WHAT THE EXERCISE ASKS: Every line with the word "Power" in it should be extracted from the data that follows.

LISTED RECORDS:
__________

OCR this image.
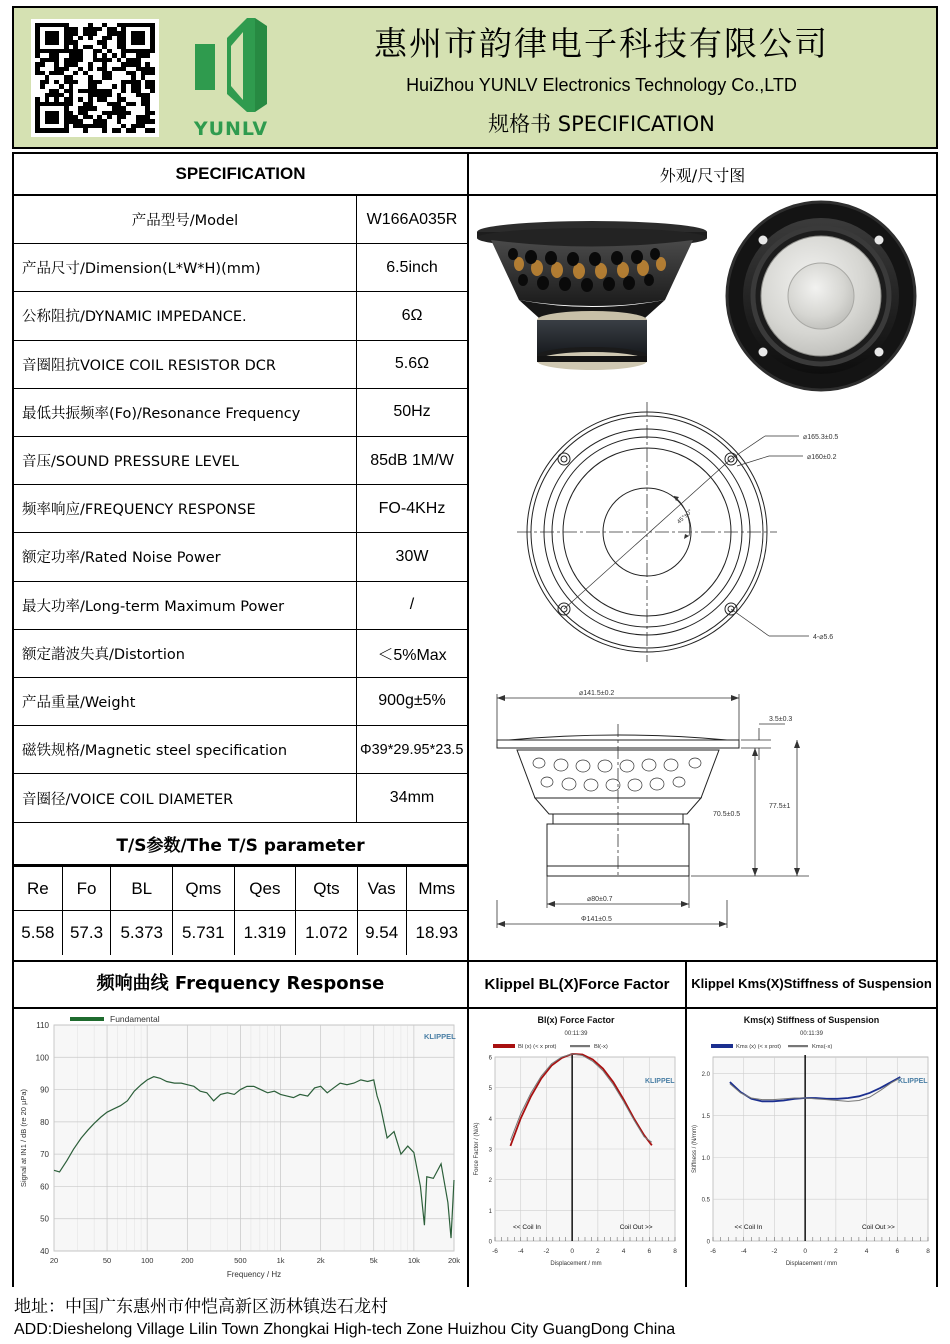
YUNLV
惠州市韵律电子科技有限公司
HuiZhou YUNLV Electronics Technology Co.,LTD
规格书 SPECIFICATION
SPECIFICATION
产品型号/Model	W166A035R
产品尺寸/Dimension(L*W*H)(mm)	6.5inch
公称阻抗/DYNAMIC IMPEDANCE.	6Ω
音圈阻抗VOICE COIL RESISTOR DCR	5.6Ω
最低共振频率(Fo)/Resonance Frequency	50Hz
音压/SOUND PRESSURE LEVEL	85dB 1M/W
频率响应/FREQUENCY RESPONSE	FO-4KHz
额定功率/Rated Noise Power	30W
最大功率/Long-term Maximum Power	/
额定諧波失真/Distortion	＜5%Max
产品重量/Weight	900g±5%
磁铁规格/Magnetic steel specification	Φ39*29.95*23.5
音圈径/VOICE COIL DIAMETER	34mm
T/S参数/The T/S parameter
Re	Fo	BL	Qms	Qes	Qts	Vas	Mms
5.58	57.3	5.373	5.731	1.319	1.072	9.54	18.93
外观/尺寸图
⌀165.3±0.5
⌀160±0.2
45°±0°
4-⌀5.6
⌀141.5±0.2
3.5±0.3
70.5±0.5
77.5±1
⌀80±0.7
Φ141±0.5
频响曲线 Frequency Response	Klippel BL(X)Force Factor	Klippel Kms(X)Stiffness of Suspension
20	50	100	200	500	1k	2k	5k	10k	20k
40
50
60
70
80
90
100
110
Fundamental
Frequency / Hz
Signal at IN1 / dB (re 20 µPa)
KLIPPEL
0
1
2
3
4
5
6
-6	-4	-2	0	2	4	6	8
Bl(x) Force Factor
00:11:39
Bl (x) (< x prot)	Bl(-x)
<< Coil In	Coil Out >>
Displacement / mm
Force Factor / (N/A)
KLIPPEL
0
0.5
1.0
1.5
2.0
-6	-4	-2	0	2	4	6	8
Kms(x) Stiffness of Suspension
00:11:39
Kms (x) (< x prot)	Kms(-x)
<< Coil In	Coil Out >>
Displacement / mm
Stiffness / (N/mm)
KLIPPEL
地址：中国广东惠州市仲恺高新区沥林镇迭石龙村
ADD:Dieshelong Village Lilin Town Zhongkai High-tech Zone Huizhou City GuangDong China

__________

CORRECT RESULT:
额定功率/Rated Noise Power	30W
最大功率/Long-term Maximum Power	/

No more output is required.